DATA IN THIS EXERCISE
+===+
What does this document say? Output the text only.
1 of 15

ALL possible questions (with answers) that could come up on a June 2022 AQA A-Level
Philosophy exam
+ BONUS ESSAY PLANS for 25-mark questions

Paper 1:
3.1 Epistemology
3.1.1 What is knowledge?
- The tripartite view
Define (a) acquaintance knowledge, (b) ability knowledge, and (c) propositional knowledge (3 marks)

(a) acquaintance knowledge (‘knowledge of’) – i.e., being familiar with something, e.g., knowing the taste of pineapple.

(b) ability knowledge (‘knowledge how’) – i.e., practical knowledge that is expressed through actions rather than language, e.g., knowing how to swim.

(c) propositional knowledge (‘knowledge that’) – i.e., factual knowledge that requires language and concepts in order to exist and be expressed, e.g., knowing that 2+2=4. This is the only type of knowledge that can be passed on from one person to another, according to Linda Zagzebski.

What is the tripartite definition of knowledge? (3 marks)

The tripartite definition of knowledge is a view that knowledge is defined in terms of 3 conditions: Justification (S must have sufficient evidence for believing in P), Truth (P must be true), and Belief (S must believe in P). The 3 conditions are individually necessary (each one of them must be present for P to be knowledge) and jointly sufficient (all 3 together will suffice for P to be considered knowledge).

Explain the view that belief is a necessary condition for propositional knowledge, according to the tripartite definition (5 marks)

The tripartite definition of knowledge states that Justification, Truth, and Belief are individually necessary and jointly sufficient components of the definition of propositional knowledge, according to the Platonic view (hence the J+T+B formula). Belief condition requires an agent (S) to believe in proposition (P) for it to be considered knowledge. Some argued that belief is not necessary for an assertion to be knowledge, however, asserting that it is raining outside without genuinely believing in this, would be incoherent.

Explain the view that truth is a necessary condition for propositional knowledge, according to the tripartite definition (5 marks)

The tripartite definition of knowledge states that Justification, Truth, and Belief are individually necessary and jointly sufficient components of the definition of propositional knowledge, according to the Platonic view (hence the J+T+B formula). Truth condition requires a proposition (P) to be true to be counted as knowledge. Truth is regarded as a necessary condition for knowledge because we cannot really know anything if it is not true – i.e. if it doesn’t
+===+
WHAT THE TASK REQUIRES
Your task is to repeat the data exactly, with nothing left out.

WRITTEN ANSWER
What does this document say? Output the text only.
1 of 15

ALL possible questions (with answers) that could come up on a June 2022 AQA A-Level
Philosophy exam
+ BONUS ESSAY PLANS for 25-mark questions

Paper 1:
3.1 Epistemology
3.1.1 What is knowledge?
- The tripartite view
Define (a) acquaintance knowledge, (b) ability knowledge, and (c) propositional knowledge (3 marks)

(a) acquaintance knowledge (‘knowledge of’) – i.e., being familiar with something, e.g., knowing the taste of pineapple.

(b) ability knowledge (‘knowledge how’) – i.e., practical knowledge that is expressed through actions rather than language, e.g., knowing how to swim.

(c) propositional knowledge (‘knowledge that’) – i.e., factual knowledge that requires language and concepts in order to exist and be expressed, e.g., knowing that 2+2=4. This is the only type of knowledge that can be passed on from one person to another, according to Linda Zagzebski.

What is the tripartite definition of knowledge? (3 marks)

The tripartite definition of knowledge is a view that knowledge is defined in terms of 3 conditions: Justification (S must have sufficient evidence for believing in P), Truth (P must be true), and Belief (S must believe in P). The 3 conditions are individually necessary (each one of them must be present for P to be knowledge) and jointly sufficient (all 3 together will suffice for P to be considered knowledge).

Explain the view that belief is a necessary condition for propositional knowledge, according to the tripartite definition (5 marks)

The tripartite definition of knowledge states that Justification, Truth, and Belief are individually necessary and jointly sufficient components of the definition of propositional knowledge, according to the Platonic view (hence the J+T+B formula). Belief condition requires an agent (S) to believe in proposition (P) for it to be considered knowledge. Some argued that belief is not necessary for an assertion to be knowledge, however, asserting that it is raining outside without genuinely believing in this, would be incoherent.

Explain the view that truth is a necessary condition for propositional knowledge, according to the tripartite definition (5 marks)

The tripartite definition of knowledge states that Justification, Truth, and Belief are individually necessary and jointly sufficient components of the definition of propositional knowledge, according to the Platonic view (hence the J+T+B formula). Truth condition requires a proposition (P) to be true to be counted as knowledge. Truth is regarded as a necessary condition for knowledge because we cannot really know anything if it is not true – i.e. if it doesn’t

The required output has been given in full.